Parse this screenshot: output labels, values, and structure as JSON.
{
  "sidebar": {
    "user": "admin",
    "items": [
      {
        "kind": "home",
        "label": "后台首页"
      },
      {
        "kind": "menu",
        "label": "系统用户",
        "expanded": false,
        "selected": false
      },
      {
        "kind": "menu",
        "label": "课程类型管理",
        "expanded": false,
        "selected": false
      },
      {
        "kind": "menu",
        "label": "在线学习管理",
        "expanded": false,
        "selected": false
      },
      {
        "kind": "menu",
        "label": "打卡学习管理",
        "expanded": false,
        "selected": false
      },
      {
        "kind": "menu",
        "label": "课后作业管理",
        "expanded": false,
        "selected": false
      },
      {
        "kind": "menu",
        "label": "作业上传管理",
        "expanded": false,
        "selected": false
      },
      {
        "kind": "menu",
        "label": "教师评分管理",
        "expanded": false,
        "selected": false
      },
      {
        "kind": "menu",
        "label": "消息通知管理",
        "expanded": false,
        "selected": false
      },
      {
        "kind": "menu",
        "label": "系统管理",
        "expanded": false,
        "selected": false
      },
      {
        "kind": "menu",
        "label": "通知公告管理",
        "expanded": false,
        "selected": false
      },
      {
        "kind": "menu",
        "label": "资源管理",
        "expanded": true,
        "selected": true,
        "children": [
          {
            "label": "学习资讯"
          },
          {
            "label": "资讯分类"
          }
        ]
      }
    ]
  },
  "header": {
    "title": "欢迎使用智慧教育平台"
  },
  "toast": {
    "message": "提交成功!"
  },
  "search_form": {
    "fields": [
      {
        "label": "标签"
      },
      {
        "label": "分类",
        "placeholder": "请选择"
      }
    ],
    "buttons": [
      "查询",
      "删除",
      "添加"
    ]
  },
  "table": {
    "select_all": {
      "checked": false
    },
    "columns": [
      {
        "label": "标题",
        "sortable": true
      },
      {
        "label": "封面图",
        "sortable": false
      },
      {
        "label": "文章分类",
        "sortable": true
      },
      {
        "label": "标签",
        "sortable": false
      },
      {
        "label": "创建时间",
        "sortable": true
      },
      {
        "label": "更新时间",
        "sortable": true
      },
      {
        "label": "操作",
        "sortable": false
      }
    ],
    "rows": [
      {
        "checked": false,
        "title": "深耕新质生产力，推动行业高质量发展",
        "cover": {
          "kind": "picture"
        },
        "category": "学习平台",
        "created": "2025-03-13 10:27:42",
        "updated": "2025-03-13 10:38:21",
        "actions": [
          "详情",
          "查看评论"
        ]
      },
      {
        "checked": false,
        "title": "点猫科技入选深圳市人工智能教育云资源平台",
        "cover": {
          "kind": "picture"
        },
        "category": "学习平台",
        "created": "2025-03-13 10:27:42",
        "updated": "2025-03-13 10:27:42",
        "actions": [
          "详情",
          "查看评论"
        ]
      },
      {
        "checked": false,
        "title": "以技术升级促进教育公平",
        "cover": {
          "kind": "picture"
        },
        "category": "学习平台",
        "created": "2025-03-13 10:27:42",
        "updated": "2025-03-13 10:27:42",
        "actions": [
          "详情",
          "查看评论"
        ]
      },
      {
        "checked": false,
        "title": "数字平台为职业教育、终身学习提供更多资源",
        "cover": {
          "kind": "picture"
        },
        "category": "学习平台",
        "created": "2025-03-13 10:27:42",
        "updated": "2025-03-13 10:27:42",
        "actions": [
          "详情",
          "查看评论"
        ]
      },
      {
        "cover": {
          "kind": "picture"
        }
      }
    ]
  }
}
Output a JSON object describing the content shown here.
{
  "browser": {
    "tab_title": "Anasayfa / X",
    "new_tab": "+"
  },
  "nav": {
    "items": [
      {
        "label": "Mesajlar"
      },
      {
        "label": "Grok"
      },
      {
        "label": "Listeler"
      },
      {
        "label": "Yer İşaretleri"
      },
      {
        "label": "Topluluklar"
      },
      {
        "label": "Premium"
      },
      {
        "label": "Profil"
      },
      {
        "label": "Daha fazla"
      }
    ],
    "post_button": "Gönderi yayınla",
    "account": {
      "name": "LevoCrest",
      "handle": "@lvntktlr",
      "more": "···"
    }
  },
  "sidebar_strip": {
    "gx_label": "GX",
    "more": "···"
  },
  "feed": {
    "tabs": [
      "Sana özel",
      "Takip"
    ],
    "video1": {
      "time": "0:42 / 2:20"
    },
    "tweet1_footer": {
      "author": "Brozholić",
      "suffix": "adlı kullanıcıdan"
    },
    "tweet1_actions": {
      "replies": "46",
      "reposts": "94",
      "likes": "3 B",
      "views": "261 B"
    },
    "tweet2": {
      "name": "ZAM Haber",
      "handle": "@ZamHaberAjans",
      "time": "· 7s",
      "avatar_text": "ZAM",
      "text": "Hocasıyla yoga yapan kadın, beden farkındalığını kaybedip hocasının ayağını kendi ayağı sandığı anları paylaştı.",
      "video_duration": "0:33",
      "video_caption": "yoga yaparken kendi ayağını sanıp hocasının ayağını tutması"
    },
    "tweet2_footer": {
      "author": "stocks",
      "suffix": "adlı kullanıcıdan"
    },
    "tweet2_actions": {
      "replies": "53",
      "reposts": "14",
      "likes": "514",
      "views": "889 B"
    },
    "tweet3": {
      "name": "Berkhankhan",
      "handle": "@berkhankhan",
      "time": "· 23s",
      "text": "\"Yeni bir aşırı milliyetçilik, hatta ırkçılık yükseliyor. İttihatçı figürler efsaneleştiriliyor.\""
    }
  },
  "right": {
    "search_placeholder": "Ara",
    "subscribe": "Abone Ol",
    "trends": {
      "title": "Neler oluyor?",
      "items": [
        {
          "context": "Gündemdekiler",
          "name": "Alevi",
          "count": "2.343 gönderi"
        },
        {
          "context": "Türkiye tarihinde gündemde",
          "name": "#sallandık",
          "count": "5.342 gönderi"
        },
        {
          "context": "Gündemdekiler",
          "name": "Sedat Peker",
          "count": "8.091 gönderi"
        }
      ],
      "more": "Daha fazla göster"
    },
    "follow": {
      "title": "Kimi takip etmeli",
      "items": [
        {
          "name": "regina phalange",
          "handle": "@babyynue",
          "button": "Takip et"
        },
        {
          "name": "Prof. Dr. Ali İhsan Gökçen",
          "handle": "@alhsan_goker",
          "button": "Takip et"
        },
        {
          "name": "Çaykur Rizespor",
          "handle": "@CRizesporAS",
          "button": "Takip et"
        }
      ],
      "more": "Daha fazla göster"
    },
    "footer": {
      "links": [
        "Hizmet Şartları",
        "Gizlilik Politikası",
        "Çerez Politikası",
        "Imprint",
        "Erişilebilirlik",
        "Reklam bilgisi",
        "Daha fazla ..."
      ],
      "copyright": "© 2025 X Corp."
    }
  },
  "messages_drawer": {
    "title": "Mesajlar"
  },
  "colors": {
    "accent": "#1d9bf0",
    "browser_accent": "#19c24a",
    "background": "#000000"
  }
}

+++

Extract all lines from the data in which "kendi" is found.

      "text": "Hocasıyla yoga yapan kadın, beden farkındalığını kaybedip hocasının ayağını kendi ayağı sandığı anları paylaştı.",
      "video_caption": "yoga yaparken kendi ayağını sanıp hocasının ayağını tutması"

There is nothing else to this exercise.